▶ [Exercise aim]: Transcribe all the records with complete accuracy.

###

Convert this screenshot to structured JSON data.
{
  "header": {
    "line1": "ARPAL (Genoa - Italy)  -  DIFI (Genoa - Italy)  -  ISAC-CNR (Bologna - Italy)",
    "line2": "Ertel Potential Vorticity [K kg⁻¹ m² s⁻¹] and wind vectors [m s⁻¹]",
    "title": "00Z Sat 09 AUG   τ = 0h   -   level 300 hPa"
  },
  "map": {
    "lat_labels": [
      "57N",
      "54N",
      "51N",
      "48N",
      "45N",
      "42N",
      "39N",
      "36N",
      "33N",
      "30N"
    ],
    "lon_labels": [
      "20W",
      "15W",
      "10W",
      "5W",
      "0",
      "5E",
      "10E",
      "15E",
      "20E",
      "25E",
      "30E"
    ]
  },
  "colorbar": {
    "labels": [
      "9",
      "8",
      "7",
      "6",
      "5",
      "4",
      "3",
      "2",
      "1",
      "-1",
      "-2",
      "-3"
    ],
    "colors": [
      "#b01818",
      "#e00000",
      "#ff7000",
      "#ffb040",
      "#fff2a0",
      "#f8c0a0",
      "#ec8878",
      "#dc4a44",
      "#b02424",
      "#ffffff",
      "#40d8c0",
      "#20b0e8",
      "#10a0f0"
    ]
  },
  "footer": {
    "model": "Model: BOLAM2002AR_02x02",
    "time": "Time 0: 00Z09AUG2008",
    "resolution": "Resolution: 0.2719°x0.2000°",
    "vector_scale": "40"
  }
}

###

▶ [Exercise result]:
Convert this screenshot to structured JSON data.
{
  "header": {
    "line1": "ARPAL (Genoa - Italy)  -  DIFI (Genoa - Italy)  -  ISAC-CNR (Bologna - Italy)",
    "line2": "Ertel Potential Vorticity [K kg⁻¹ m² s⁻¹] and wind vectors [m s⁻¹]",
    "title": "00Z Sat 09 AUG   τ = 0h   -   level 300 hPa"
  },
  "map": {
    "lat_labels": [
      "57N",
      "54N",
      "51N",
      "48N",
      "45N",
      "42N",
      "39N",
      "36N",
      "33N",
      "30N"
    ],
    "lon_labels": [
      "20W",
      "15W",
      "10W",
      "5W",
      "0",
      "5E",
      "10E",
      "15E",
      "20E",
      "25E",
      "30E"
    ]
  },
  "colorbar": {
    "labels": [
      "9",
      "8",
      "7",
      "6",
      "5",
      "4",
      "3",
      "2",
      "1",
      "-1",
      "-2",
      "-3"
    ],
    "colors": [
      "#b01818",
      "#e00000",
      "#ff7000",
      "#ffb040",
      "#fff2a0",
      "#f8c0a0",
      "#ec8878",
      "#dc4a44",
      "#b02424",
      "#ffffff",
      "#40d8c0",
      "#20b0e8",
      "#10a0f0"
    ]
  },
  "footer": {
    "model": "Model: BOLAM2002AR_02x02",
    "time": "Time 0: 00Z09AUG2008",
    "resolution": "Resolution: 0.2719°x0.2000°",
    "vector_scale": "40"
  }
}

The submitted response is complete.